Excerpted records:
(begin)
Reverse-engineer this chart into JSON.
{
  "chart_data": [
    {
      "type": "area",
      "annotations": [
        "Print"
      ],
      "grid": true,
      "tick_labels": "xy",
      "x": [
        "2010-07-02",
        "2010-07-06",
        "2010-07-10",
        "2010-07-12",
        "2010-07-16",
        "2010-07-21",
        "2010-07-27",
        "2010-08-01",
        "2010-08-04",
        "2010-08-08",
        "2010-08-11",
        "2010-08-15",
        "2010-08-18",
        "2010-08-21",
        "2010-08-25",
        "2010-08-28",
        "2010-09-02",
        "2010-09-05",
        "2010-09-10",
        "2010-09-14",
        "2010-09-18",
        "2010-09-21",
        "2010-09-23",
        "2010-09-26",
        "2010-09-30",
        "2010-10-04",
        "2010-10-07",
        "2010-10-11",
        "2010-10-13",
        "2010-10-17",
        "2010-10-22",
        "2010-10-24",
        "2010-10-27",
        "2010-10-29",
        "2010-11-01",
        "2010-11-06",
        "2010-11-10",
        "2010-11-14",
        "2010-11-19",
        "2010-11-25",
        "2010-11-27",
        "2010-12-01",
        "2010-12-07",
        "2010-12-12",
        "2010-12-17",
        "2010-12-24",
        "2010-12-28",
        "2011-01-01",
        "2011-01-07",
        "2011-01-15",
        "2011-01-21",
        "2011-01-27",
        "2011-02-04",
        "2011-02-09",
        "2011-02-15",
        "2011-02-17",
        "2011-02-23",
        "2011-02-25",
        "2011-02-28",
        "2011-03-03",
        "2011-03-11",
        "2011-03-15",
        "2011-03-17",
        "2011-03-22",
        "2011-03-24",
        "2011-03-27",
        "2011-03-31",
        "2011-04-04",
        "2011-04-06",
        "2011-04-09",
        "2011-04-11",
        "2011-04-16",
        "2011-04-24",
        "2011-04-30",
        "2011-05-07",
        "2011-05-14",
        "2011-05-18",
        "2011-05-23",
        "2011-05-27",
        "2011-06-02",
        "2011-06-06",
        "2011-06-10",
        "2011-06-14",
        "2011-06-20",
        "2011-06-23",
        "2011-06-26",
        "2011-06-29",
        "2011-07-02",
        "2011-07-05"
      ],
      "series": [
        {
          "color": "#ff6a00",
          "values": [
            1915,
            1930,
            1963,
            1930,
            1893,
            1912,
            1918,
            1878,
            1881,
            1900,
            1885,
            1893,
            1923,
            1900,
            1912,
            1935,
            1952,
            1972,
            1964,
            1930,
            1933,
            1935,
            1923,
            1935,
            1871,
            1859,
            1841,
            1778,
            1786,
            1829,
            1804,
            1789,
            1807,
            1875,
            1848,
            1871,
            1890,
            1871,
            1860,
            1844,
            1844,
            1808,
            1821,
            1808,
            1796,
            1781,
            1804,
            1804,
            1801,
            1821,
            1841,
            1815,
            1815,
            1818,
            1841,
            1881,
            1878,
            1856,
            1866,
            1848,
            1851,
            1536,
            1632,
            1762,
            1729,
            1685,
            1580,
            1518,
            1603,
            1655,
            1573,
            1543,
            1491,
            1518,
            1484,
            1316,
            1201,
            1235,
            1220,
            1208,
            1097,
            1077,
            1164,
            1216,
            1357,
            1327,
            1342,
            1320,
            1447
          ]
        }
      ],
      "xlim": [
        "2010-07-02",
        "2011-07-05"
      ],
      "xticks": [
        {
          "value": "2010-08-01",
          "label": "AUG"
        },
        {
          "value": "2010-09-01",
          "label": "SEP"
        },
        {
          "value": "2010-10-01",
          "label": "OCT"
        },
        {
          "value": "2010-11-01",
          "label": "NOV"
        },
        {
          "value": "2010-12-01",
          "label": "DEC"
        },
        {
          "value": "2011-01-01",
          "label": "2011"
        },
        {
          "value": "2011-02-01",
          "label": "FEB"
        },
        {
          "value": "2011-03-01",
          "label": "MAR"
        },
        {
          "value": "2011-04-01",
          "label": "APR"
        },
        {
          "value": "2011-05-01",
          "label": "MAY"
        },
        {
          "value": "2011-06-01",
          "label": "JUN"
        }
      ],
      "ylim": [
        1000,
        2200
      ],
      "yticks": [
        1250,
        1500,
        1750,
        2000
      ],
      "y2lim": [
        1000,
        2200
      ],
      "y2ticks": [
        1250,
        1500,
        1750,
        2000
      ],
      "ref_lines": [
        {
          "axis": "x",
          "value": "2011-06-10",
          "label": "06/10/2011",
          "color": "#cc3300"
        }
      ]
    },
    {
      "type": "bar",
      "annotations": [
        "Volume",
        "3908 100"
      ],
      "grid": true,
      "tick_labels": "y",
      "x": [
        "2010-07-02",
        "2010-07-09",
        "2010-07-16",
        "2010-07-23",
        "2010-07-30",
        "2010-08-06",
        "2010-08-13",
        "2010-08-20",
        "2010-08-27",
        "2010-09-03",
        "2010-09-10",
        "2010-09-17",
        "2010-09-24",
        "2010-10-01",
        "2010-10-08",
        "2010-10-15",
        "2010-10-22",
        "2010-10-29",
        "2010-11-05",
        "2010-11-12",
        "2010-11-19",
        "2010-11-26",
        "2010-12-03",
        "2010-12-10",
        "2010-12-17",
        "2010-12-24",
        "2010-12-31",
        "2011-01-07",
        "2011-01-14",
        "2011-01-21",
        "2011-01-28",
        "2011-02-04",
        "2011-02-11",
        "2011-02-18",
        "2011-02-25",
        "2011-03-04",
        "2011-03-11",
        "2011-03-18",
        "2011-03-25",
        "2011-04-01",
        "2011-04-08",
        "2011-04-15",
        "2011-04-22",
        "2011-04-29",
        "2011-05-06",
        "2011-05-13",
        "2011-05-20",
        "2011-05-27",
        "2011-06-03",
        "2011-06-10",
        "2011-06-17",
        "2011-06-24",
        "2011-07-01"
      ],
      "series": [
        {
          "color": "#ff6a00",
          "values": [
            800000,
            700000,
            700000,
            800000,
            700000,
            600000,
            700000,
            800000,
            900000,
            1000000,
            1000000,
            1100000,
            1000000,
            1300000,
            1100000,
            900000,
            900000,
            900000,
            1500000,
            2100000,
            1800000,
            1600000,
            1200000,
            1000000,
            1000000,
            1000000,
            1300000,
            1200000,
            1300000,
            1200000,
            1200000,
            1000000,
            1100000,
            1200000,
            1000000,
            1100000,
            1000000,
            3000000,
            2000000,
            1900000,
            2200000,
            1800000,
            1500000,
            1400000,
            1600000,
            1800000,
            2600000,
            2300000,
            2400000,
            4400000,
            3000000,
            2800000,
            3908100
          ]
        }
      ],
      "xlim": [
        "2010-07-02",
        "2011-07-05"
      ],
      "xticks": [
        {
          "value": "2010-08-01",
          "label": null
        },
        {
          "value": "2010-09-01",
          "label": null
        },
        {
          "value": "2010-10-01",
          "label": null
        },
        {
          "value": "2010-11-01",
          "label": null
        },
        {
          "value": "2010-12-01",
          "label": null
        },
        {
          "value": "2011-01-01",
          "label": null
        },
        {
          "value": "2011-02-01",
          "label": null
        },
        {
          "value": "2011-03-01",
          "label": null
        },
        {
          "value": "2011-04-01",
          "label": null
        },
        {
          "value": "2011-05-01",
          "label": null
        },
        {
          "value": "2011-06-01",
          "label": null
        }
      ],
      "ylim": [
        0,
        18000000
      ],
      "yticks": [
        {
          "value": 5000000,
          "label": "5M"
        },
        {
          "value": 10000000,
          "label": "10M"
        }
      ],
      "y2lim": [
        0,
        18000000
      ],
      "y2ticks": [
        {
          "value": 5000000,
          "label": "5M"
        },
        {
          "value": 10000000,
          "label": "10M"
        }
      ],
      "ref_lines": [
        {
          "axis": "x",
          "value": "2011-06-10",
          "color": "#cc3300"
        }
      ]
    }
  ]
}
(end)
Goal: Repeat the data above, word for word.

Result for this exercise:
Reverse-engineer this chart into JSON.
{
  "chart_data": [
    {
      "type": "area",
      "annotations": [
        "Print"
      ],
      "grid": true,
      "tick_labels": "xy",
      "x": [
        "2010-07-02",
        "2010-07-06",
        "2010-07-10",
        "2010-07-12",
        "2010-07-16",
        "2010-07-21",
        "2010-07-27",
        "2010-08-01",
        "2010-08-04",
        "2010-08-08",
        "2010-08-11",
        "2010-08-15",
        "2010-08-18",
        "2010-08-21",
        "2010-08-25",
        "2010-08-28",
        "2010-09-02",
        "2010-09-05",
        "2010-09-10",
        "2010-09-14",
        "2010-09-18",
        "2010-09-21",
        "2010-09-23",
        "2010-09-26",
        "2010-09-30",
        "2010-10-04",
        "2010-10-07",
        "2010-10-11",
        "2010-10-13",
        "2010-10-17",
        "2010-10-22",
        "2010-10-24",
        "2010-10-27",
        "2010-10-29",
        "2010-11-01",
        "2010-11-06",
        "2010-11-10",
        "2010-11-14",
        "2010-11-19",
        "2010-11-25",
        "2010-11-27",
        "2010-12-01",
        "2010-12-07",
        "2010-12-12",
        "2010-12-17",
        "2010-12-24",
        "2010-12-28",
        "2011-01-01",
        "2011-01-07",
        "2011-01-15",
        "2011-01-21",
        "2011-01-27",
        "2011-02-04",
        "2011-02-09",
        "2011-02-15",
        "2011-02-17",
        "2011-02-23",
        "2011-02-25",
        "2011-02-28",
        "2011-03-03",
        "2011-03-11",
        "2011-03-15",
        "2011-03-17",
        "2011-03-22",
        "2011-03-24",
        "2011-03-27",
        "2011-03-31",
        "2011-04-04",
        "2011-04-06",
        "2011-04-09",
        "2011-04-11",
        "2011-04-16",
        "2011-04-24",
        "2011-04-30",
        "2011-05-07",
        "2011-05-14",
        "2011-05-18",
        "2011-05-23",
        "2011-05-27",
        "2011-06-02",
        "2011-06-06",
        "2011-06-10",
        "2011-06-14",
        "2011-06-20",
        "2011-06-23",
        "2011-06-26",
        "2011-06-29",
        "2011-07-02",
        "2011-07-05"
      ],
      "series": [
        {
          "color": "#ff6a00",
          "values": [
            1915,
            1930,
            1963,
            1930,
            1893,
            1912,
            1918,
            1878,
            1881,
            1900,
            1885,
            1893,
            1923,
            1900,
            1912,
            1935,
            1952,
            1972,
            1964,
            1930,
            1933,
            1935,
            1923,
            1935,
            1871,
            1859,
            1841,
            1778,
            1786,
            1829,
            1804,
            1789,
            1807,
            1875,
            1848,
            1871,
            1890,
            1871,
            1860,
            1844,
            1844,
            1808,
            1821,
            1808,
            1796,
            1781,
            1804,
            1804,
            1801,
            1821,
            1841,
            1815,
            1815,
            1818,
            1841,
            1881,
            1878,
            1856,
            1866,
            1848,
            1851,
            1536,
            1632,
            1762,
            1729,
            1685,
            1580,
            1518,
            1603,
            1655,
            1573,
            1543,
            1491,
            1518,
            1484,
            1316,
            1201,
            1235,
            1220,
            1208,
            1097,
            1077,
            1164,
            1216,
            1357,
            1327,
            1342,
            1320,
            1447
          ]
        }
      ],
      "xlim": [
        "2010-07-02",
        "2011-07-05"
      ],
      "xticks": [
        {
          "value": "2010-08-01",
          "label": "AUG"
        },
        {
          "value": "2010-09-01",
          "label": "SEP"
        },
        {
          "value": "2010-10-01",
          "label": "OCT"
        },
        {
          "value": "2010-11-01",
          "label": "NOV"
        },
        {
          "value": "2010-12-01",
          "label": "DEC"
        },
        {
          "value": "2011-01-01",
          "label": "2011"
        },
        {
          "value": "2011-02-01",
          "label": "FEB"
        },
        {
          "value": "2011-03-01",
          "label": "MAR"
        },
        {
          "value": "2011-04-01",
          "label": "APR"
        },
        {
          "value": "2011-05-01",
          "label": "MAY"
        },
        {
          "value": "2011-06-01",
          "label": "JUN"
        }
      ],
      "ylim": [
        1000,
        2200
      ],
      "yticks": [
        1250,
        1500,
        1750,
        2000
      ],
      "y2lim": [
        1000,
        2200
      ],
      "y2ticks": [
        1250,
        1500,
        1750,
        2000
      ],
      "ref_lines": [
        {
          "axis": "x",
          "value": "2011-06-10",
          "label": "06/10/2011",
          "color": "#cc3300"
        }
      ]
    },
    {
      "type": "bar",
      "annotations": [
        "Volume",
        "3908 100"
      ],
      "grid": true,
      "tick_labels": "y",
      "x": [
        "2010-07-02",
        "2010-07-09",
        "2010-07-16",
        "2010-07-23",
        "2010-07-30",
        "2010-08-06",
        "2010-08-13",
        "2010-08-20",
        "2010-08-27",
        "2010-09-03",
        "2010-09-10",
        "2010-09-17",
        "2010-09-24",
        "2010-10-01",
        "2010-10-08",
        "2010-10-15",
        "2010-10-22",
        "2010-10-29",
        "2010-11-05",
        "2010-11-12",
        "2010-11-19",
        "2010-11-26",
        "2010-12-03",
        "2010-12-10",
        "2010-12-17",
        "2010-12-24",
        "2010-12-31",
        "2011-01-07",
        "2011-01-14",
        "2011-01-21",
        "2011-01-28",
        "2011-02-04",
        "2011-02-11",
        "2011-02-18",
        "2011-02-25",
        "2011-03-04",
        "2011-03-11",
        "2011-03-18",
        "2011-03-25",
        "2011-04-01",
        "2011-04-08",
        "2011-04-15",
        "2011-04-22",
        "2011-04-29",
        "2011-05-06",
        "2011-05-13",
        "2011-05-20",
        "2011-05-27",
        "2011-06-03",
        "2011-06-10",
        "2011-06-17",
        "2011-06-24",
        "2011-07-01"
      ],
      "series": [
        {
          "color": "#ff6a00",
          "values": [
            800000,
            700000,
            700000,
            800000,
            700000,
            600000,
            700000,
            800000,
            900000,
            1000000,
            1000000,
            1100000,
            1000000,
            1300000,
            1100000,
            900000,
            900000,
            900000,
            1500000,
            2100000,
            1800000,
            1600000,
            1200000,
            1000000,
            1000000,
            1000000,
            1300000,
            1200000,
            1300000,
            1200000,
            1200000,
            1000000,
            1100000,
            1200000,
            1000000,
            1100000,
            1000000,
            3000000,
            2000000,
            1900000,
            2200000,
            1800000,
            1500000,
            1400000,
            1600000,
            1800000,
            2600000,
            2300000,
            2400000,
            4400000,
            3000000,
            2800000,
            3908100
          ]
        }
      ],
      "xlim": [
        "2010-07-02",
        "2011-07-05"
      ],
      "xticks": [
        {
          "value": "2010-08-01",
          "label": null
        },
        {
          "value": "2010-09-01",
          "label": null
        },
        {
          "value": "2010-10-01",
          "label": null
        },
        {
          "value": "2010-11-01",
          "label": null
        },
        {
          "value": "2010-12-01",
          "label": null
        },
        {
          "value": "2011-01-01",
          "label": null
        },
        {
          "value": "2011-02-01",
          "label": null
        },
        {
          "value": "2011-03-01",
          "label": null
        },
        {
          "value": "2011-04-01",
          "label": null
        },
        {
          "value": "2011-05-01",
          "label": null
        },
        {
          "value": "2011-06-01",
          "label": null
        }
      ],
      "ylim": [
        0,
        18000000
      ],
      "yticks": [
        {
          "value": 5000000,
          "label": "5M"
        },
        {
          "value": 10000000,
          "label": "10M"
        }
      ],
      "y2lim": [
        0,
        18000000
      ],
      "y2ticks": [
        {
          "value": 5000000,
          "label": "5M"
        },
        {
          "value": 10000000,
          "label": "10M"
        }
      ],
      "ref_lines": [
        {
          "axis": "x",
          "value": "2011-06-10",
          "color": "#cc3300"
        }
      ]
    }
  ]
}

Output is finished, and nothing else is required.